── RECORDS SUPPLIED
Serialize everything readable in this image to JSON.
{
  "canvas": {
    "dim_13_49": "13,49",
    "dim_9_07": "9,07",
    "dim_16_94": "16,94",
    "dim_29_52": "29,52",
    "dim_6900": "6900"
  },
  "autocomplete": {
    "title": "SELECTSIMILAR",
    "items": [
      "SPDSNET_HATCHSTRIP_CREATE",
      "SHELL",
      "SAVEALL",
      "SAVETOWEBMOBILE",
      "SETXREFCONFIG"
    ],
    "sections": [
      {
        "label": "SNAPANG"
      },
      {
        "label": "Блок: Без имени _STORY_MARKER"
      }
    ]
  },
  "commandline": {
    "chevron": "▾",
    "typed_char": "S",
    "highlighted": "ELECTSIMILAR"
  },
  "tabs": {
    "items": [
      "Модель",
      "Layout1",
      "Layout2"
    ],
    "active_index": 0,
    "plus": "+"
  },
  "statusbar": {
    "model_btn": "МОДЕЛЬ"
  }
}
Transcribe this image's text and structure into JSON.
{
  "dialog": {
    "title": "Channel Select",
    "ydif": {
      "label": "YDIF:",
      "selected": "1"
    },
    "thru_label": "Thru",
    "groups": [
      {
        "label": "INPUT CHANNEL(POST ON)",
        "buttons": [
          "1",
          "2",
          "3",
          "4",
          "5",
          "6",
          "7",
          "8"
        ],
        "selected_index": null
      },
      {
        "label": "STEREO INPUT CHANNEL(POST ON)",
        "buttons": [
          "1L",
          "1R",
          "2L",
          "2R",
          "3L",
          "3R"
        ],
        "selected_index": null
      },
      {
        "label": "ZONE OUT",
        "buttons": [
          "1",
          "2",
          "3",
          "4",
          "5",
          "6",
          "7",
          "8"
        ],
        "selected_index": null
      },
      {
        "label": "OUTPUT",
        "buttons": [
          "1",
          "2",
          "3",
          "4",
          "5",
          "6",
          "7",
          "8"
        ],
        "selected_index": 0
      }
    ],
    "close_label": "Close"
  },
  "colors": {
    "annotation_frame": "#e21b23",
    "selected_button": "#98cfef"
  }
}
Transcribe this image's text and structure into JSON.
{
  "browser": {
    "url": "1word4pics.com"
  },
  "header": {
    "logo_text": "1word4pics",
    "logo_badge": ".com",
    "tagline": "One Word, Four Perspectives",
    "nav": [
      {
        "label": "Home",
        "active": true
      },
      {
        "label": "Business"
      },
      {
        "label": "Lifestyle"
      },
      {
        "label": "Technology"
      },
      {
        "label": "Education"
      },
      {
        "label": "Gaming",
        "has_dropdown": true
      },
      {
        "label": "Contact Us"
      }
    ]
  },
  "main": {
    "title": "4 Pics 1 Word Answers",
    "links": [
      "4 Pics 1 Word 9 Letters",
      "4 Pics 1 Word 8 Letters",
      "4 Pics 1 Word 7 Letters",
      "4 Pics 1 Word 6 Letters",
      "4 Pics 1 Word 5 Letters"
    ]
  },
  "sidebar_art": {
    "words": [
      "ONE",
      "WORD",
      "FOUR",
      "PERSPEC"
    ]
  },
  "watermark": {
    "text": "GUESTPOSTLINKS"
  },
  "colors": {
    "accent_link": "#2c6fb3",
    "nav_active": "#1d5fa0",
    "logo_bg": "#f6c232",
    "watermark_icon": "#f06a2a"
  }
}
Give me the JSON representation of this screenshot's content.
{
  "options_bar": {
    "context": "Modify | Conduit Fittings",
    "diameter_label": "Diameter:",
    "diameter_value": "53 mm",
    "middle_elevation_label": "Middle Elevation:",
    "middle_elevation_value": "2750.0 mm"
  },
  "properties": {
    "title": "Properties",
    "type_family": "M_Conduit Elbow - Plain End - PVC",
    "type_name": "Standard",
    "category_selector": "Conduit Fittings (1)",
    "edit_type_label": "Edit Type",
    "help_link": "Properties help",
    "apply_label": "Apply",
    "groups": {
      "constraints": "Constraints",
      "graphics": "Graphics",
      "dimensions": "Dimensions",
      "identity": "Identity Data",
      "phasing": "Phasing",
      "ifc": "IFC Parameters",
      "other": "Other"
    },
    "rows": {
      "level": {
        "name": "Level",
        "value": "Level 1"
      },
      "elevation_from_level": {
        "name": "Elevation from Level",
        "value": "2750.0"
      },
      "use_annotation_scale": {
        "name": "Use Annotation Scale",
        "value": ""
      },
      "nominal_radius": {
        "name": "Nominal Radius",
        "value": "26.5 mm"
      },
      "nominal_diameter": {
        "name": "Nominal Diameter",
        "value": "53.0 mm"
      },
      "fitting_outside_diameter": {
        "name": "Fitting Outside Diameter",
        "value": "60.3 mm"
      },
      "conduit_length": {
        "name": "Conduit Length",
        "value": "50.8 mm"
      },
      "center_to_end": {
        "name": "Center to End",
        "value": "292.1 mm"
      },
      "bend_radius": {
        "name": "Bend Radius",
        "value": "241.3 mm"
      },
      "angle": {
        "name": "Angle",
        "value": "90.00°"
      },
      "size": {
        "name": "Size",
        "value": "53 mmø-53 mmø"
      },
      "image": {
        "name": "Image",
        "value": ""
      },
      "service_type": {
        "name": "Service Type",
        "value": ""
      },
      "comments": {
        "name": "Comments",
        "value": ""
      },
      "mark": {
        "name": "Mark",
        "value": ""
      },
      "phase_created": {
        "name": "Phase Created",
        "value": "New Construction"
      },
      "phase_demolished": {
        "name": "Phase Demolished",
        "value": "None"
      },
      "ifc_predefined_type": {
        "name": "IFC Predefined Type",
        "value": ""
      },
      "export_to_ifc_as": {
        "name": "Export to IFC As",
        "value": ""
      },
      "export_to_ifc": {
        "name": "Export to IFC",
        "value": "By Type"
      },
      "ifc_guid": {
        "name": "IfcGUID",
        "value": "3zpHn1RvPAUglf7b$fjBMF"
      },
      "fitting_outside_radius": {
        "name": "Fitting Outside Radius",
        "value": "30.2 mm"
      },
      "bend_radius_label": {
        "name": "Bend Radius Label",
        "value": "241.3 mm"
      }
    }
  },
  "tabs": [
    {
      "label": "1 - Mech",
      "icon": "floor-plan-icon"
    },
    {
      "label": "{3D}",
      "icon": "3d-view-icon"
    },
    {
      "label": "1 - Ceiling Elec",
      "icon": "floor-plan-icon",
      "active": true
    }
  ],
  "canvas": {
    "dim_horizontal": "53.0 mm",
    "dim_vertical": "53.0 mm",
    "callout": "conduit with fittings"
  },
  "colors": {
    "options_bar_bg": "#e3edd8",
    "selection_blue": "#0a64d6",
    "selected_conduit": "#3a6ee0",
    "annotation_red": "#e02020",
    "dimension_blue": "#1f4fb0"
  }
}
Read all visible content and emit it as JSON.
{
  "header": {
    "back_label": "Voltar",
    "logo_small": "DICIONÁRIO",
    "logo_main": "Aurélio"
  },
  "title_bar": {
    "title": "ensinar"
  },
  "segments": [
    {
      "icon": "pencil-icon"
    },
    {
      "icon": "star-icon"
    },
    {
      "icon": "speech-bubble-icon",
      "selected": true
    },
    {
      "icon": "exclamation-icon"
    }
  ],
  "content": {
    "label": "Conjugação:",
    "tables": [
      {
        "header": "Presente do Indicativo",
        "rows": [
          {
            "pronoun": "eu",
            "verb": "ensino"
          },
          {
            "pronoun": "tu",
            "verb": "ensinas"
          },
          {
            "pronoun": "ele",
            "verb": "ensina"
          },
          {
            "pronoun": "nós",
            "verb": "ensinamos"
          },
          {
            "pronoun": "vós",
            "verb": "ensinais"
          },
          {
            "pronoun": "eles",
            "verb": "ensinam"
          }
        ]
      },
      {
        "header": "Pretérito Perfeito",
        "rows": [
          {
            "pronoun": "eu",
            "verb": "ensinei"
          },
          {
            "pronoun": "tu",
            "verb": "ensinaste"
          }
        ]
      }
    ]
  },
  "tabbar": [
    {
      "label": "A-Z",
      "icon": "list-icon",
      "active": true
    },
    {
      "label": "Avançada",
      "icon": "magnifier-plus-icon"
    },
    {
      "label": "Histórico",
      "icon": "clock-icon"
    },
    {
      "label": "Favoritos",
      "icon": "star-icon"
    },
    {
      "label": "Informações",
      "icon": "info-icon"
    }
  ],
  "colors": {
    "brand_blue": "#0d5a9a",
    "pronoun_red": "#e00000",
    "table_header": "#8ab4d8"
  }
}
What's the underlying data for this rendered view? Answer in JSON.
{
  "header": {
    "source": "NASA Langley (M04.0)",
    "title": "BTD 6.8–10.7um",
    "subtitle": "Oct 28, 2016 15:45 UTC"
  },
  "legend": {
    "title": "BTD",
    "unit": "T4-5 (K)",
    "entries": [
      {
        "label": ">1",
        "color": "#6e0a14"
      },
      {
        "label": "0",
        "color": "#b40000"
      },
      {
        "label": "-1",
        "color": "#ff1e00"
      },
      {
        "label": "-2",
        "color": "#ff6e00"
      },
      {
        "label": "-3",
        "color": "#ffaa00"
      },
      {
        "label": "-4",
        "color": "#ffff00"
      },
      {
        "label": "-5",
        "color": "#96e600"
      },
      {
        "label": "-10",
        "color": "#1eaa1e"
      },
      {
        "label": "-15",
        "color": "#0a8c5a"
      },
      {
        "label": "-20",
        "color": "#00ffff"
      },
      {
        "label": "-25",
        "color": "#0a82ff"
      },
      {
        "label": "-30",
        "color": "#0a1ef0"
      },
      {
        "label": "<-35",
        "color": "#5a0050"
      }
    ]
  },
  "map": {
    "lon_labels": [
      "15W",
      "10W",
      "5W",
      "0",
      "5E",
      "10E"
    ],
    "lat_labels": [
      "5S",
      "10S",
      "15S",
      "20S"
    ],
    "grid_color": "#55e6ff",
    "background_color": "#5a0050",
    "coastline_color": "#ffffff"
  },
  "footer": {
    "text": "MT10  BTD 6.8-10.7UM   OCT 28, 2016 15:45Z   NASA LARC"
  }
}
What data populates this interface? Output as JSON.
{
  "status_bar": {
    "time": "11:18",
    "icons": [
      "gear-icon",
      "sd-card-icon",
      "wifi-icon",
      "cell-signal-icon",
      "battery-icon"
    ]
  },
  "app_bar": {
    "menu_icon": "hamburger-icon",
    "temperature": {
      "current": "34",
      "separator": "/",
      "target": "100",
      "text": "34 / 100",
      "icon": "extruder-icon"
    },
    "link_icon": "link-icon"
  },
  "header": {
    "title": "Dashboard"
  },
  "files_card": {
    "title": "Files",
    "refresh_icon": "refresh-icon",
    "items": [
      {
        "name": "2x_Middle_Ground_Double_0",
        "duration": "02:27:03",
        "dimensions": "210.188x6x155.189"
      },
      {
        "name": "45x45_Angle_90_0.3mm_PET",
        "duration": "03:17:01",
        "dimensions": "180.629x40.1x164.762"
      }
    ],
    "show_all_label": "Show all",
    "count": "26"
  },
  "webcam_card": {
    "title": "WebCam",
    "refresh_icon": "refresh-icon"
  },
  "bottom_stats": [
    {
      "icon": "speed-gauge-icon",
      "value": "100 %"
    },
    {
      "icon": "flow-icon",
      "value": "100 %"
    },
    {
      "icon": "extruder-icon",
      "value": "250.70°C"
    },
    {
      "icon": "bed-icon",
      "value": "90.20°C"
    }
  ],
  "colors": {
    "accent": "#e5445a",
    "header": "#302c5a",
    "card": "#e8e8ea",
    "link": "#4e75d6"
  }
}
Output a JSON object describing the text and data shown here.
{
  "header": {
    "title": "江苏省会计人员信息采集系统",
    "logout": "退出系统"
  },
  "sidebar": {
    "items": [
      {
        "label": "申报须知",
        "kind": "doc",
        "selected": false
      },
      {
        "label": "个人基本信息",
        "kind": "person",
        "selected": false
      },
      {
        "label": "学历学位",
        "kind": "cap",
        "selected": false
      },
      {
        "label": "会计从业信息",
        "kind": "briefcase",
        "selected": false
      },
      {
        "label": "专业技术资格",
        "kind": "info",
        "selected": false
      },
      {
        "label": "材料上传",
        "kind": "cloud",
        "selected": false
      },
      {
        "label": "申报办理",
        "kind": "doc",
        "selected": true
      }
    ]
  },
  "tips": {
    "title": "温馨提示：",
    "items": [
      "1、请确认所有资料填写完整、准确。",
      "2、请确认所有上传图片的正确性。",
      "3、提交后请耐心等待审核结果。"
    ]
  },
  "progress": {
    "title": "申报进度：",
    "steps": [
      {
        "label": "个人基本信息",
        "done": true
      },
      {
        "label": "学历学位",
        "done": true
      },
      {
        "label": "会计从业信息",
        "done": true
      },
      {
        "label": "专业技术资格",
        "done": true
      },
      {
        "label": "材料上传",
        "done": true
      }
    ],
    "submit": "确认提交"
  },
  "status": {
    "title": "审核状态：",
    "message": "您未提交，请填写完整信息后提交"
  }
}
────
**TASK PROMPT:** Return all lines with the word "Letters" in them.

**FULL RESPONSE:**
      "4 Pics 1 Word 9 Letters",
      "4 Pics 1 Word 8 Letters",
      "4 Pics 1 Word 7 Letters",
      "4 Pics 1 Word 6 Letters",
      "4 Pics 1 Word 5 Letters"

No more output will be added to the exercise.